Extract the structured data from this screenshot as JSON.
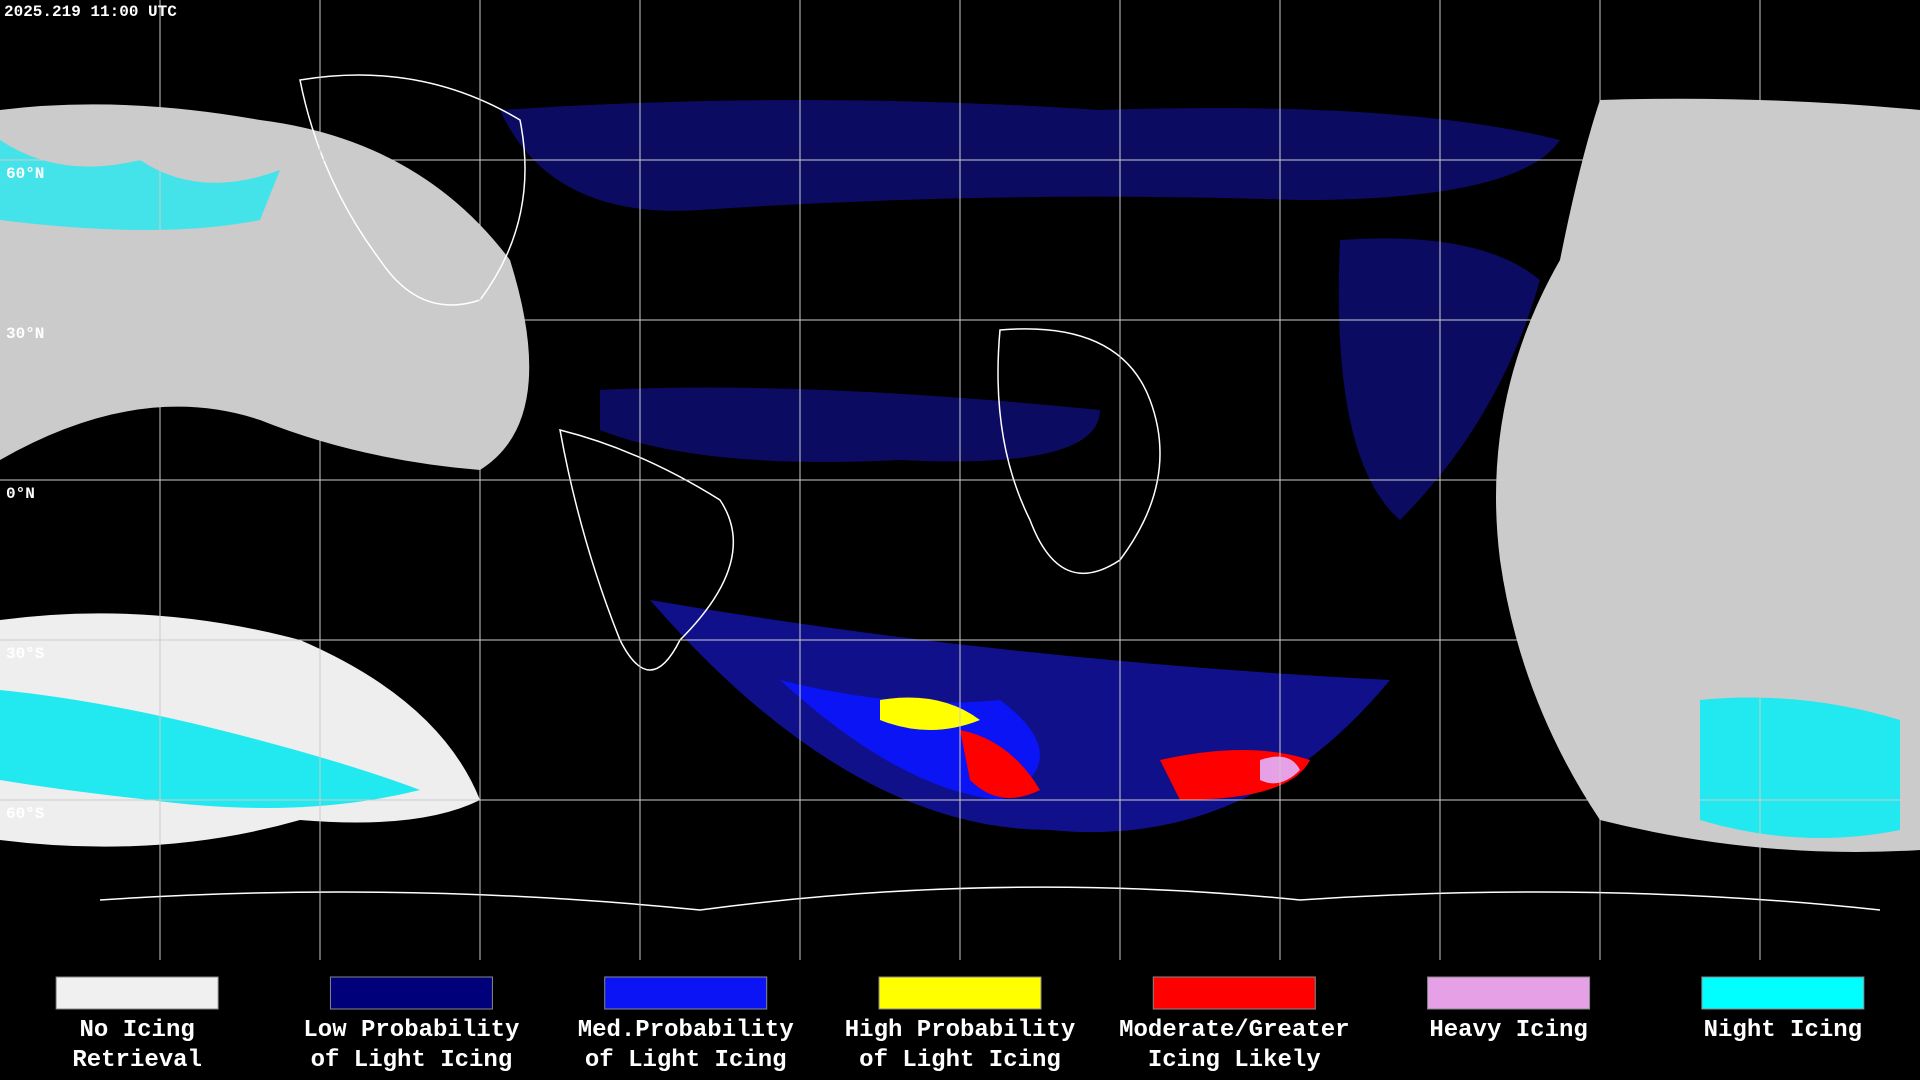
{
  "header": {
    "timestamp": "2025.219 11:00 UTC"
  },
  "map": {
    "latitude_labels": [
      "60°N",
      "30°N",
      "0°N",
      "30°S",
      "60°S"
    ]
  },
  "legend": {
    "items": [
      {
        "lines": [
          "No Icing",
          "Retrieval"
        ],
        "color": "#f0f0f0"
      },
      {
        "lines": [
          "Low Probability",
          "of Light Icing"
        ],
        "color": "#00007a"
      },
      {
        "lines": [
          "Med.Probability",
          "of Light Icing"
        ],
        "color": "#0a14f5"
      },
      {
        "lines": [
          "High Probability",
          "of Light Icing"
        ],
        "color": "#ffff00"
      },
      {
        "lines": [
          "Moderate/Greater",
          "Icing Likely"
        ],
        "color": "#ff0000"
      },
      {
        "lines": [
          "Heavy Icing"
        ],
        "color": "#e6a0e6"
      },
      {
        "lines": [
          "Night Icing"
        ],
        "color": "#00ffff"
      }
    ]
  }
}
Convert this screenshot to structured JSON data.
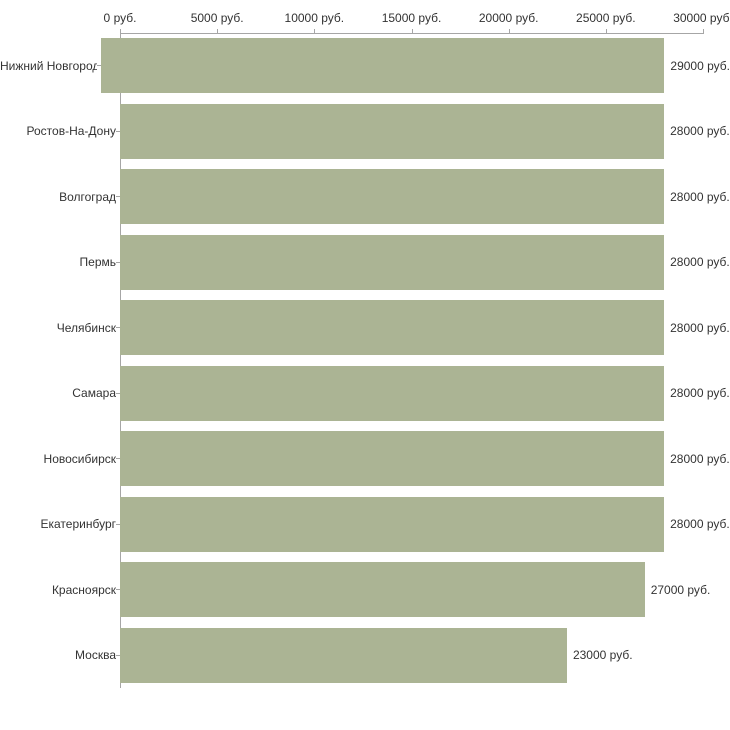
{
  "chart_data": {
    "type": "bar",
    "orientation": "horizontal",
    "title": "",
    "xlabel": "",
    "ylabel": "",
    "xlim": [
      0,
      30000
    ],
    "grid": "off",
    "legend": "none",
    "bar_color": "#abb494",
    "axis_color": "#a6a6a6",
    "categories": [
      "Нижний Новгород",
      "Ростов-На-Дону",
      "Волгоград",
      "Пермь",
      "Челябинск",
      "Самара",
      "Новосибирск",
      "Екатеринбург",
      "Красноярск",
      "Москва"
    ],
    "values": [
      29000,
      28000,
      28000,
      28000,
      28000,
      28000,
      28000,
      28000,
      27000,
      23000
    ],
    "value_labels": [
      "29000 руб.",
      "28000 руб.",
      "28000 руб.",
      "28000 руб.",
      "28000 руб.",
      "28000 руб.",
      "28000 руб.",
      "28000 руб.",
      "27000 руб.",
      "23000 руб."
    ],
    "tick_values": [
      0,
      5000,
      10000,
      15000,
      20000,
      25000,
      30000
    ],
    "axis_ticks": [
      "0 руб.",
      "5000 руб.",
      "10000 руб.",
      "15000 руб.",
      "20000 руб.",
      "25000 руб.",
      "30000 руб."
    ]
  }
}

****

# [Given instruction]
Take every line from the data that contains the word "structured".

# [Complete response]
Extract the structured data from this screenshot as JSON.
Convert this screenshot to structured JSON data.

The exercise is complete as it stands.